--- SUPPLIED ENTRIES ---

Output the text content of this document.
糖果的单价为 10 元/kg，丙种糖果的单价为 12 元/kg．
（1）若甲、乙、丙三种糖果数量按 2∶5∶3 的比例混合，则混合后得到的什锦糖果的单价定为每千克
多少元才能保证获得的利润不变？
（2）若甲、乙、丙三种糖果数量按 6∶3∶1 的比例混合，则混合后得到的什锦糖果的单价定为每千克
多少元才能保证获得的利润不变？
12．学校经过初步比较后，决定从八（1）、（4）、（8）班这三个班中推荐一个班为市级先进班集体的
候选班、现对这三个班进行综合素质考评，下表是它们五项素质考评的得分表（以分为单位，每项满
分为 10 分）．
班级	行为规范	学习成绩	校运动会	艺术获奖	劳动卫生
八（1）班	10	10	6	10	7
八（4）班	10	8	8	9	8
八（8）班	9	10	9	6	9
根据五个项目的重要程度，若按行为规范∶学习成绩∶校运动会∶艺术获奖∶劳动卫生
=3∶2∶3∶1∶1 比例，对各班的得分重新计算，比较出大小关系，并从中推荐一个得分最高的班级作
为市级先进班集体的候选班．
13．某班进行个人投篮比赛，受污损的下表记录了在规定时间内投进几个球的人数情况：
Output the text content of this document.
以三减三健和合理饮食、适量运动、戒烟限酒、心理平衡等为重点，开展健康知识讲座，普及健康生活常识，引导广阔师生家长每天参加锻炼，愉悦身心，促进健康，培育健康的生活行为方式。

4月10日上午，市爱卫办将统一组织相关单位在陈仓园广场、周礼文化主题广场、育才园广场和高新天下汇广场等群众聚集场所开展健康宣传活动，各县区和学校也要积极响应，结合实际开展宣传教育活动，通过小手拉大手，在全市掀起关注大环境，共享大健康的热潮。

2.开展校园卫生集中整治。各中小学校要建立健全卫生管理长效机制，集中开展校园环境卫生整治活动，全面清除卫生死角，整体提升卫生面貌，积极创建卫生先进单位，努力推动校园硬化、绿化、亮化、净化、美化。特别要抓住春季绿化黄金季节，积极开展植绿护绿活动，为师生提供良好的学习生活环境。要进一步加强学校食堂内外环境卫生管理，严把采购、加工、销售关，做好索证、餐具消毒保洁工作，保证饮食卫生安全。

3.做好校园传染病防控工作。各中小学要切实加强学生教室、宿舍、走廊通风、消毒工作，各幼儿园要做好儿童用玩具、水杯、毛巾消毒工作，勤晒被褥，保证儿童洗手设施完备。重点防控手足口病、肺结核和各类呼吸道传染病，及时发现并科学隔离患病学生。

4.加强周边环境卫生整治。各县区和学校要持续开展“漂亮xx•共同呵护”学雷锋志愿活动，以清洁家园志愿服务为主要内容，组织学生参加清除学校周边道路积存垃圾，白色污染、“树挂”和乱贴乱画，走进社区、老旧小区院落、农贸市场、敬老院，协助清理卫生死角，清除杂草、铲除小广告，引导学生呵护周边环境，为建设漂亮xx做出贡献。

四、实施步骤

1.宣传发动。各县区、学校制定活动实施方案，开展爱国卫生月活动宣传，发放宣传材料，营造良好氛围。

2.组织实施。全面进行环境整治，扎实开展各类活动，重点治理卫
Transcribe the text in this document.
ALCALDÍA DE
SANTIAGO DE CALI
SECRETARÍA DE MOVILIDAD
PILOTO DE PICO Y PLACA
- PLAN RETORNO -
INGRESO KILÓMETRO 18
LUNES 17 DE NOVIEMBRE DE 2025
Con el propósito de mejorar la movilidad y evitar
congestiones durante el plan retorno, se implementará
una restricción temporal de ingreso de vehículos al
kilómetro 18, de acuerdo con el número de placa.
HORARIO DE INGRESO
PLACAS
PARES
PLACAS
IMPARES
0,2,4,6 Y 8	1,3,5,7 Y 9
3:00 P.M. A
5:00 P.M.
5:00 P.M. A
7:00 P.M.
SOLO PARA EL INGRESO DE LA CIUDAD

---

▶ **REQUIREMENT**
Report how many lines in the listing include the word "校运动会". Give nothing but the count.

▶ **ANSWER IN FULL**
2